- **PROMPT**:
Repeat each line word for word.

[Stored records]

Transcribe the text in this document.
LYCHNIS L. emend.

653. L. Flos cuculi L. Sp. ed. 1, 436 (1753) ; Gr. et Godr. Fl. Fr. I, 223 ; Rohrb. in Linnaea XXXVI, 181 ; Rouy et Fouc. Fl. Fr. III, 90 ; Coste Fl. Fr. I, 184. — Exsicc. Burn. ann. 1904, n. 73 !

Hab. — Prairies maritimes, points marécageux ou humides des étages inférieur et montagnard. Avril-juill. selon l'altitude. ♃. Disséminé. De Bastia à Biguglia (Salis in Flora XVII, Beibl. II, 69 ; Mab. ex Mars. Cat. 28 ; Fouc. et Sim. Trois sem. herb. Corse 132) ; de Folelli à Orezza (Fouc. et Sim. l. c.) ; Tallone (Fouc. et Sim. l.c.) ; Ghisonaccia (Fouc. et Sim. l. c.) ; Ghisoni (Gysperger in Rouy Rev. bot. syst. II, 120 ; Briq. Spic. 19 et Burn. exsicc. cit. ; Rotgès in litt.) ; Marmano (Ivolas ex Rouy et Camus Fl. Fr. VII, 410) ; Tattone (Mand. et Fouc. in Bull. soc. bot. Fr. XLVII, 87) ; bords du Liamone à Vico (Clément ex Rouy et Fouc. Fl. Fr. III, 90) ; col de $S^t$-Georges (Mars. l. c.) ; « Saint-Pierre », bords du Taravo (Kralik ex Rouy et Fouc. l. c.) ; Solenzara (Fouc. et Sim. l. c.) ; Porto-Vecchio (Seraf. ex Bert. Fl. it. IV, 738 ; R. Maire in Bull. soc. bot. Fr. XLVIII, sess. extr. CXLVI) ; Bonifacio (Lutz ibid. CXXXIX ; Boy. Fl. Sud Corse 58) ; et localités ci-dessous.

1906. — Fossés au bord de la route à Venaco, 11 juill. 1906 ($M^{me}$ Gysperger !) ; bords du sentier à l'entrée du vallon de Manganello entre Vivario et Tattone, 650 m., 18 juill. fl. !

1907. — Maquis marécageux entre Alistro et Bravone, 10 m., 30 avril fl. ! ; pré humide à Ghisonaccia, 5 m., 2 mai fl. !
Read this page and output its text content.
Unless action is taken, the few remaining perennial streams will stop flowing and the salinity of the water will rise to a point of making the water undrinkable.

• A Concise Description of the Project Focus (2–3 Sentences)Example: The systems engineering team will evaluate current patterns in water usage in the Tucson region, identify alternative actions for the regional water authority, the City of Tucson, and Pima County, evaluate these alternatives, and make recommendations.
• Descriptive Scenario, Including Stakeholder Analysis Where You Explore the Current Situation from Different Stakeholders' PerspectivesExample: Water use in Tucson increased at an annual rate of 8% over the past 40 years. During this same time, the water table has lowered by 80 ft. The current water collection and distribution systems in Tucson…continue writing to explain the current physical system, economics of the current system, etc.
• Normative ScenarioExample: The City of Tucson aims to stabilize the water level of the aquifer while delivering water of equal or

- **OUTPUT OF THE TASK**:
Transcribe the text in this document.
LYCHNIS L. emend.

653. L. Flos cuculi L. Sp. ed. 1, 436 (1753) ; Gr. et Godr. Fl. Fr. I, 223 ; Rohrb. in Linnaea XXXVI, 181 ; Rouy et Fouc. Fl. Fr. III, 90 ; Coste Fl. Fr. I, 184. — Exsicc. Burn. ann. 1904, n. 73 !

Hab. — Prairies maritimes, points marécageux ou humides des étages inférieur et montagnard. Avril-juill. selon l'altitude. ♃. Disséminé. De Bastia à Biguglia (Salis in Flora XVII, Beibl. II, 69 ; Mab. ex Mars. Cat. 28 ; Fouc. et Sim. Trois sem. herb. Corse 132) ; de Folelli à Orezza (Fouc. et Sim. l. c.) ; Tallone (Fouc. et Sim. l.c.) ; Ghisonaccia (Fouc. et Sim. l. c.) ; Ghisoni (Gysperger in Rouy Rev. bot. syst. II, 120 ; Briq. Spic. 19 et Burn. exsicc. cit. ; Rotgès in litt.) ; Marmano (Ivolas ex Rouy et Camus Fl. Fr. VII, 410) ; Tattone (Mand. et Fouc. in Bull. soc. bot. Fr. XLVII, 87) ; bords du Liamone à Vico (Clément ex Rouy et Fouc. Fl. Fr. III, 90) ; col de $S^t$-Georges (Mars. l. c.) ; « Saint-Pierre », bords du Taravo (Kralik ex Rouy et Fouc. l. c.) ; Solenzara (Fouc. et Sim. l. c.) ; Porto-Vecchio (Seraf. ex Bert. Fl. it. IV, 738 ; R. Maire in Bull. soc. bot. Fr. XLVIII, sess. extr. CXLVI) ; Bonifacio (Lutz ibid. CXXXIX ; Boy. Fl. Sud Corse 58) ; et localités ci-dessous.

1906. — Fossés au bord de la route à Venaco, 11 juill. 1906 ($M^{me}$ Gysperger !) ; bords du sentier à l'entrée du vallon de Manganello entre Vivario et Tattone, 650 m., 18 juill. fl. !

1907. — Maquis marécageux entre Alistro et Bravone, 10 m., 30 avril fl. ! ; pré humide à Ghisonaccia, 5 m., 2 mai fl. !
Read this page and output its text content.
Unless action is taken, the few remaining perennial streams will stop flowing and the salinity of the water will rise to a point of making the water undrinkable.

• A Concise Description of the Project Focus (2–3 Sentences)Example: The systems engineering team will evaluate current patterns in water usage in the Tucson region, identify alternative actions for the regional water authority, the City of Tucson, and Pima County, evaluate these alternatives, and make recommendations.
• Descriptive Scenario, Including Stakeholder Analysis Where You Explore the Current Situation from Different Stakeholders' PerspectivesExample: Water use in Tucson increased at an annual rate of 8% over the past 40 years. During this same time, the water table has lowered by 80 ft. The current water collection and distribution systems in Tucson…continue writing to explain the current physical system, economics of the current system, etc.
• Normative ScenarioExample: The City of Tucson aims to stabilize the water level of the aquifer while delivering water of equal or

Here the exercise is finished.